● **BRIEF**: Reproduce the listing word for word, leaving every picture behind.
>> START
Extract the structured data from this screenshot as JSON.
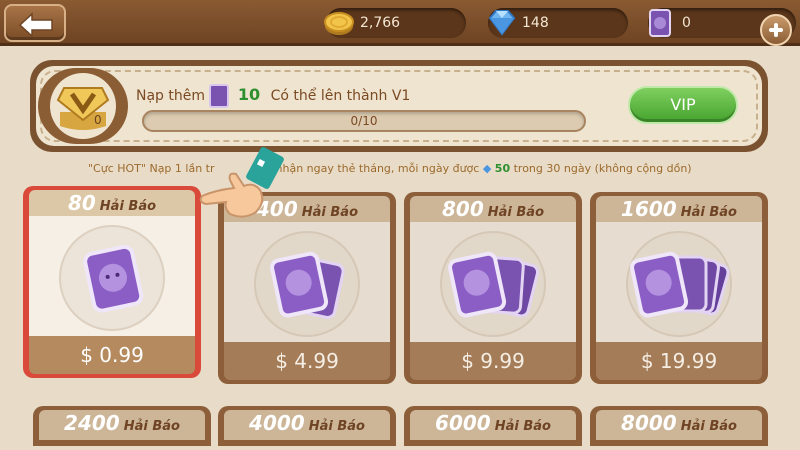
{
  "colors": {
    "accent_gold": "#d4a84a",
    "vip_green": "#45a32e",
    "selected_border": "#d94a3a",
    "card_purple": "#7a52b0"
  },
  "topbar": {
    "back_icon": "back-arrow-icon",
    "gold": "2,766",
    "diamond": "148",
    "cards": "0",
    "plus_icon": "plus-icon"
  },
  "vip": {
    "text_prefix": "Nạp thêm",
    "amount": "10",
    "text_suffix": "Có thể lên thành V1",
    "progress_label": "0/10",
    "progress_value": 0,
    "button_label": "VIP"
  },
  "promo": {
    "text_a": "\"Cực HOT\" Nạp 1 lần tr",
    "text_b": "nhận ngay thẻ tháng, mỗi ngày được",
    "bonus": "50",
    "text_c": "trong 30 ngày (không cộng dồn)"
  },
  "packages": [
    {
      "amount": "80",
      "unit": "Hải Báo",
      "price": "$ 0.99",
      "selected": true
    },
    {
      "amount": "400",
      "unit": "Hải Báo",
      "price": "$ 4.99",
      "selected": false
    },
    {
      "amount": "800",
      "unit": "Hải Báo",
      "price": "$ 9.99",
      "selected": false
    },
    {
      "amount": "1600",
      "unit": "Hải Báo",
      "price": "$ 19.99",
      "selected": false
    }
  ],
  "packages_row2": [
    {
      "amount": "2400",
      "unit": "Hải Báo"
    },
    {
      "amount": "4000",
      "unit": "Hải Báo"
    },
    {
      "amount": "6000",
      "unit": "Hải Báo"
    },
    {
      "amount": "8000",
      "unit": "Hải Báo"
    }
  ]
}
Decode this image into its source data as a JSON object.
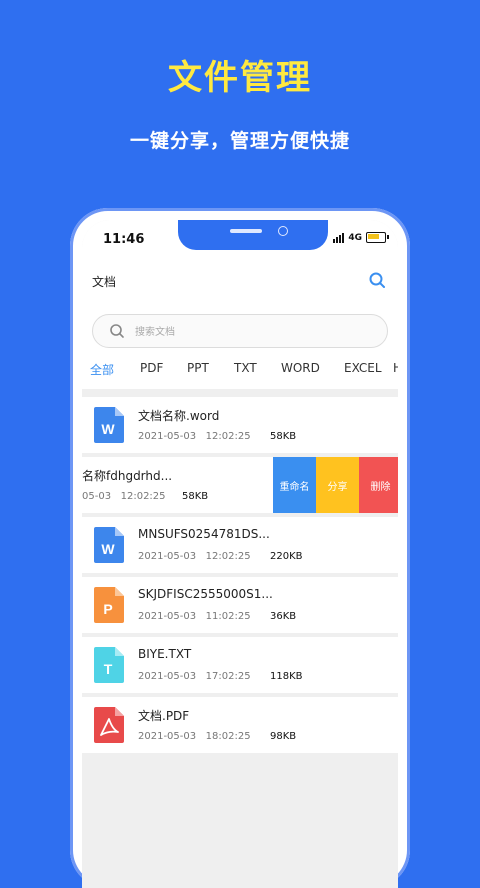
{
  "hero": {
    "title": "文件管理",
    "subtitle": "一键分享，管理方便快捷"
  },
  "status": {
    "time": "11:46",
    "network": "4G"
  },
  "header": {
    "title": "文档"
  },
  "search": {
    "placeholder": "搜索文档"
  },
  "tabs": [
    "全部",
    "PDF",
    "PPT",
    "TXT",
    "WORD",
    "EXCEL",
    "H"
  ],
  "files": [
    {
      "type": "word",
      "letter": "W",
      "name": "文档名称.word",
      "date": "2021-05-03",
      "time": "12:02:25",
      "size": "58KB"
    },
    {
      "type": "word",
      "letter": "",
      "name": "名称fdhgdrhd...",
      "date": "05-03",
      "time": "12:02:25",
      "size": "58KB"
    },
    {
      "type": "word",
      "letter": "W",
      "name": "MNSUFS0254781DS...",
      "date": "2021-05-03",
      "time": "12:02:25",
      "size": "220KB"
    },
    {
      "type": "ppt",
      "letter": "P",
      "name": "SKJDFISC2555000S1...",
      "date": "2021-05-03",
      "time": "11:02:25",
      "size": "36KB"
    },
    {
      "type": "txt",
      "letter": "T",
      "name": "BIYE.TXT",
      "date": "2021-05-03",
      "time": "17:02:25",
      "size": "118KB"
    },
    {
      "type": "pdf",
      "letter": "",
      "name": "文档.PDF",
      "date": "2021-05-03",
      "time": "18:02:25",
      "size": "98KB"
    }
  ],
  "actions": {
    "rename": "重命名",
    "share": "分享",
    "delete": "删除"
  },
  "colors": {
    "background": "#2f6ff0",
    "title": "#ffe940",
    "active_tab": "#3a8ff0",
    "word": "#3d86ec",
    "ppt": "#f7913d",
    "txt": "#4fd3e6",
    "pdf": "#e84a4a",
    "rename": "#3a8ff0",
    "share": "#ffc21f",
    "delete": "#f25353"
  }
}
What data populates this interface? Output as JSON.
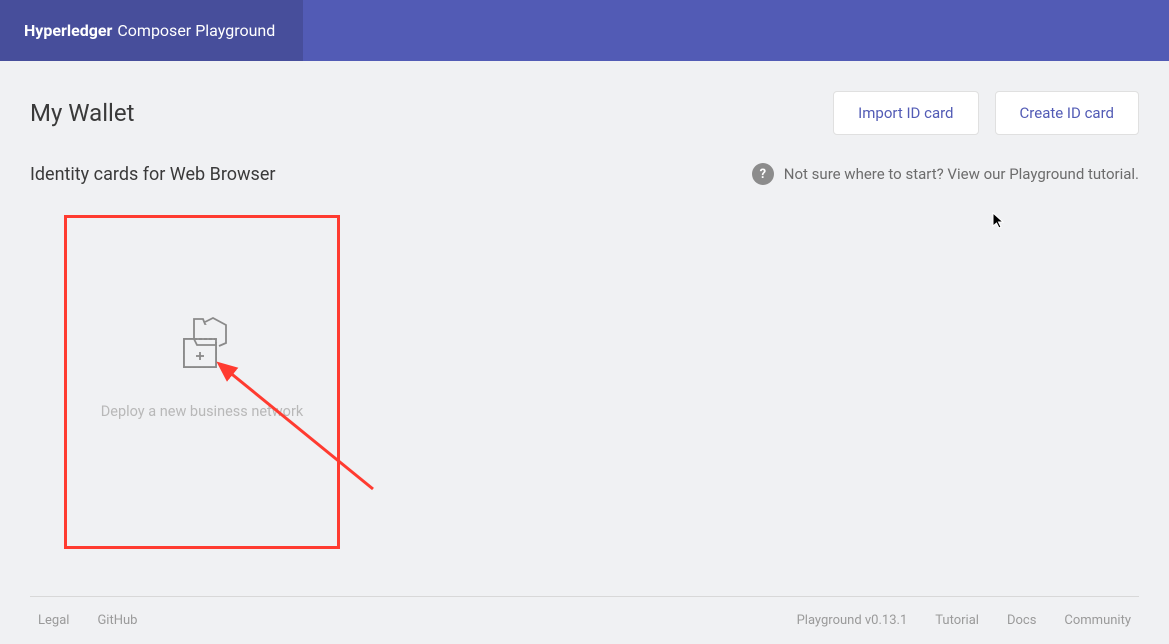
{
  "header": {
    "brand_bold": "Hyperledger",
    "brand_rest": "Composer Playground"
  },
  "page": {
    "title": "My Wallet",
    "subtitle": "Identity cards for Web Browser"
  },
  "buttons": {
    "import": "Import ID card",
    "create": "Create ID card"
  },
  "help": {
    "icon": "?",
    "text": "Not sure where to start? View our Playground tutorial."
  },
  "card": {
    "deploy_label": "Deploy a new business network"
  },
  "footer": {
    "legal": "Legal",
    "github": "GitHub",
    "version": "Playground v0.13.1",
    "tutorial": "Tutorial",
    "docs": "Docs",
    "community": "Community"
  }
}
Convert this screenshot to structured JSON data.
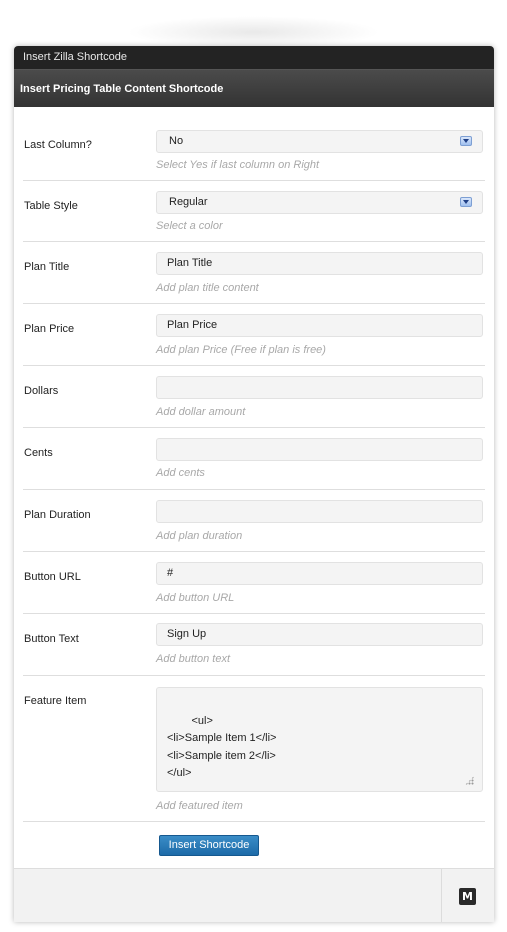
{
  "window": {
    "title": "Insert Zilla Shortcode",
    "subtitle": "Insert Pricing Table Content Shortcode"
  },
  "form": {
    "last_column": {
      "label": "Last Column?",
      "value": "No",
      "help": "Select Yes if last column on Right"
    },
    "table_style": {
      "label": "Table Style",
      "value": "Regular",
      "help": "Select a color"
    },
    "plan_title": {
      "label": "Plan Title",
      "value": "Plan Title",
      "help": "Add plan title content"
    },
    "plan_price": {
      "label": "Plan Price",
      "value": "Plan Price",
      "help": "Add plan Price (Free if plan is free)"
    },
    "dollars": {
      "label": "Dollars",
      "value": "",
      "help": "Add dollar amount"
    },
    "cents": {
      "label": "Cents",
      "value": "",
      "help": "Add cents"
    },
    "plan_duration": {
      "label": "Plan Duration",
      "value": "",
      "help": "Add plan duration"
    },
    "button_url": {
      "label": "Button URL",
      "value": "#",
      "help": "Add button URL"
    },
    "button_text": {
      "label": "Button Text",
      "value": "Sign Up",
      "help": "Add button text"
    },
    "feature_item": {
      "label": "Feature Item",
      "value": "<ul>\n<li>Sample Item 1</li>\n<li>Sample item 2</li>\n</ul>",
      "help": "Add featured item"
    }
  },
  "actions": {
    "insert_label": "Insert Shortcode"
  },
  "footer": {
    "icon_letter": "M"
  },
  "colors": {
    "primary_button": "#1d6aa8",
    "titlebar": "#232323",
    "help_text": "#a8a8a8"
  }
}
>> END
● **SOLUTION TO THE EXERCISE**:
Extract the structured data from this screenshot as JSON.
{
  "colors": {
    "accent_gold": "#d4a84a",
    "vip_green": "#45a32e",
    "selected_border": "#d94a3a",
    "card_purple": "#7a52b0"
  },
  "topbar": {
    "back_icon": "back-arrow-icon",
    "gold": "2,766",
    "diamond": "148",
    "cards": "0",
    "plus_icon": "plus-icon"
  },
  "vip": {
    "text_prefix": "Nạp thêm",
    "amount": "10",
    "text_suffix": "Có thể lên thành V1",
    "progress_label": "0/10",
    "progress_value": 0,
    "button_label": "VIP"
  },
  "promo": {
    "text_a": "\"Cực HOT\" Nạp 1 lần tr",
    "text_b": "nhận ngay thẻ tháng, mỗi ngày được",
    "bonus": "50",
    "text_c": "trong 30 ngày (không cộng dồn)"
  },
  "packages": [
    {
      "amount": "80",
      "unit": "Hải Báo",
      "price": "$ 0.99",
      "selected": true
    },
    {
      "amount": "400",
      "unit": "Hải Báo",
      "price": "$ 4.99",
      "selected": false
    },
    {
      "amount": "800",
      "unit": "Hải Báo",
      "price": "$ 9.99",
      "selected": false
    },
    {
      "amount": "1600",
      "unit": "Hải Báo",
      "price": "$ 19.99",
      "selected": false
    }
  ],
  "packages_row2": [
    {
      "amount": "2400",
      "unit": "Hải Báo"
    },
    {
      "amount": "4000",
      "unit": "Hải Báo"
    },
    {
      "amount": "6000",
      "unit": "Hải Báo"
    },
    {
      "amount": "8000",
      "unit": "Hải Báo"
    }
  ]
}
Decode this image into its source data as a JSON object.
{
  "hero": {
    "title": "文件管理",
    "subtitle": "一键分享，管理方便快捷"
  },
  "status": {
    "time": "11:46",
    "network": "4G"
  },
  "header": {
    "title": "文档"
  },
  "search": {
    "placeholder": "搜索文档"
  },
  "tabs": [
    "全部",
    "PDF",
    "PPT",
    "TXT",
    "WORD",
    "EXCEL",
    "H"
  ],
  "files": [
    {
      "type": "word",
      "letter": "W",
      "name": "文档名称.word",
      "date": "2021-05-03",
      "time": "12:02:25",
      "size": "58KB"
    },
    {
      "type": "word",
      "letter": "",
      "name": "名称fdhgdrhd...",
      "date": "05-03",
      "time": "12:02:25",
      "size": "58KB"
    },
    {
      "type": "word",
      "letter": "W",
      "name": "MNSUFS0254781DS...",
      "date": "2021-05-03",
      "time": "12:02:25",
      "size": "220KB"
    },
    {
      "type": "ppt",
      "letter": "P",
      "name": "SKJDFISC2555000S1...",
      "date": "2021-05-03",
      "time": "11:02:25",
      "size": "36KB"
    },
    {
      "type": "txt",
      "letter": "T",
      "name": "BIYE.TXT",
      "date": "2021-05-03",
      "time": "17:02:25",
      "size": "118KB"
    },
    {
      "type": "pdf",
      "letter": "",
      "name": "文档.PDF",
      "date": "2021-05-03",
      "time": "18:02:25",
      "size": "98KB"
    }
  ],
  "actions": {
    "rename": "重命名",
    "share": "分享",
    "delete": "删除"
  },
  "colors": {
    "background": "#2f6ff0",
    "title": "#ffe940",
    "active_tab": "#3a8ff0",
    "word": "#3d86ec",
    "ppt": "#f7913d",
    "txt": "#4fd3e6",
    "pdf": "#e84a4a",
    "rename": "#3a8ff0",
    "share": "#ffc21f",
    "delete": "#f25353"
  }
}
What data populates this interface? Output as JSON.
{
  "header": {
    "brand_bold": "Hyperledger",
    "brand_rest": "Composer Playground"
  },
  "page": {
    "title": "My Wallet",
    "subtitle": "Identity cards for Web Browser"
  },
  "buttons": {
    "import": "Import ID card",
    "create": "Create ID card"
  },
  "help": {
    "icon": "?",
    "text": "Not sure where to start? View our Playground tutorial."
  },
  "card": {
    "deploy_label": "Deploy a new business network"
  },
  "footer": {
    "legal": "Legal",
    "github": "GitHub",
    "version": "Playground v0.13.1",
    "tutorial": "Tutorial",
    "docs": "Docs",
    "community": "Community"
  }
}
Convert this screenshot to structured JSON data.
{
  "window": {
    "title": "Insert Zilla Shortcode",
    "subtitle": "Insert Pricing Table Content Shortcode"
  },
  "form": {
    "last_column": {
      "label": "Last Column?",
      "value": "No",
      "help": "Select Yes if last column on Right"
    },
    "table_style": {
      "label": "Table Style",
      "value": "Regular",
      "help": "Select a color"
    },
    "plan_title": {
      "label": "Plan Title",
      "value": "Plan Title",
      "help": "Add plan title content"
    },
    "plan_price": {
      "label": "Plan Price",
      "value": "Plan Price",
      "help": "Add plan Price (Free if plan is free)"
    },
    "dollars": {
      "label": "Dollars",
      "value": "",
      "help": "Add dollar amount"
    },
    "cents": {
      "label": "Cents",
      "value": "",
      "help": "Add cents"
    },
    "plan_duration": {
      "label": "Plan Duration",
      "value": "",
      "help": "Add plan duration"
    },
    "button_url": {
      "label": "Button URL",
      "value": "#",
      "help": "Add button URL"
    },
    "button_text": {
      "label": "Button Text",
      "value": "Sign Up",
      "help": "Add button text"
    },
    "feature_item": {
      "label": "Feature Item",
      "value": "<ul>\n<li>Sample Item 1</li>\n<li>Sample item 2</li>\n</ul>",
      "help": "Add featured item"
    }
  },
  "actions": {
    "insert_label": "Insert Shortcode"
  },
  "footer": {
    "icon_letter": "M"
  },
  "colors": {
    "primary_button": "#1d6aa8",
    "titlebar": "#232323",
    "help_text": "#a8a8a8"
  }
}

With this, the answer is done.